- [Work to do]
List each line of the data in which the string "draft" appears.

** start of Exercise data **

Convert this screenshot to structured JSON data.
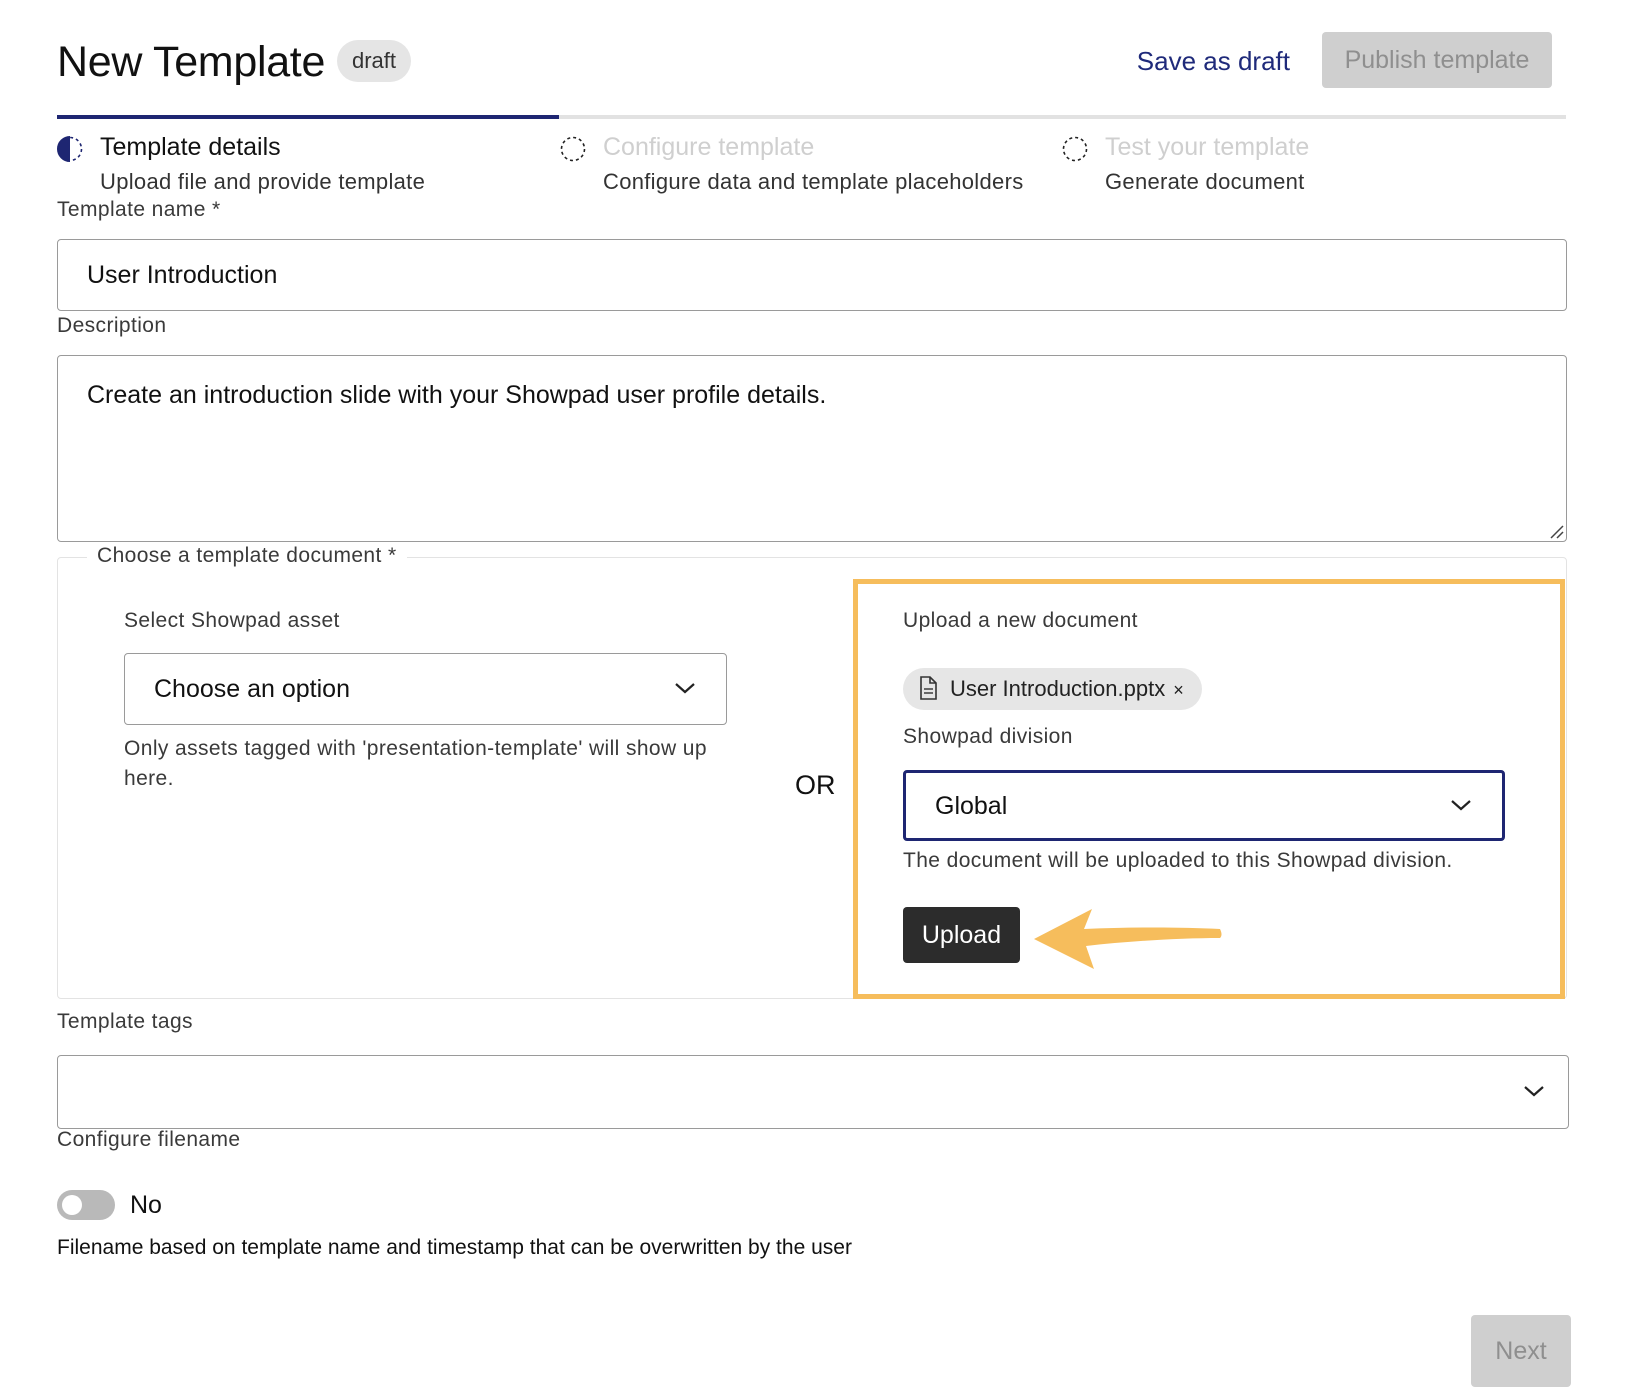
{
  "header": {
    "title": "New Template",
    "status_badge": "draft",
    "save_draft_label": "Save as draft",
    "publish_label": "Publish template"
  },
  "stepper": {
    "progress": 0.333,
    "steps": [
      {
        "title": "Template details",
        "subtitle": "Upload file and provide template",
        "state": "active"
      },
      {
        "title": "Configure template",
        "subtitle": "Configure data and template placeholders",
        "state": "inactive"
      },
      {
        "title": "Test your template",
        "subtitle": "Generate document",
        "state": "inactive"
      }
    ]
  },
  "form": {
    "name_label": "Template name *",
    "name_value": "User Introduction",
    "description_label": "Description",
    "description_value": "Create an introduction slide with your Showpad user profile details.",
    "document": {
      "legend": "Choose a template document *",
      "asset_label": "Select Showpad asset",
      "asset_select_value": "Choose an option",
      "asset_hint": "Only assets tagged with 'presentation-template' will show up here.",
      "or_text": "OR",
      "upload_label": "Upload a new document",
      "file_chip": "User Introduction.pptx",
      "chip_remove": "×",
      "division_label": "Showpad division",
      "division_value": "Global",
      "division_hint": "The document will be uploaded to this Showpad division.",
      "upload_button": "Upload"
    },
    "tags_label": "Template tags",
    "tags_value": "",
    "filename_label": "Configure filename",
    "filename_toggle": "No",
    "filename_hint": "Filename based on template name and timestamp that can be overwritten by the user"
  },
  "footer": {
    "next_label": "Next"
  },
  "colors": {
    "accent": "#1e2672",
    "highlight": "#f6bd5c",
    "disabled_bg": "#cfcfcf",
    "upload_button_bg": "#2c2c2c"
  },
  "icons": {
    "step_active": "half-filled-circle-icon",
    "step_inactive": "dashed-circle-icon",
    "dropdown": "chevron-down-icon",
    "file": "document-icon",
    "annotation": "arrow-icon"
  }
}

** end of Exercise data **

- [Task output]
    "status_badge": "draft",
    "save_draft_label": "Save as draft",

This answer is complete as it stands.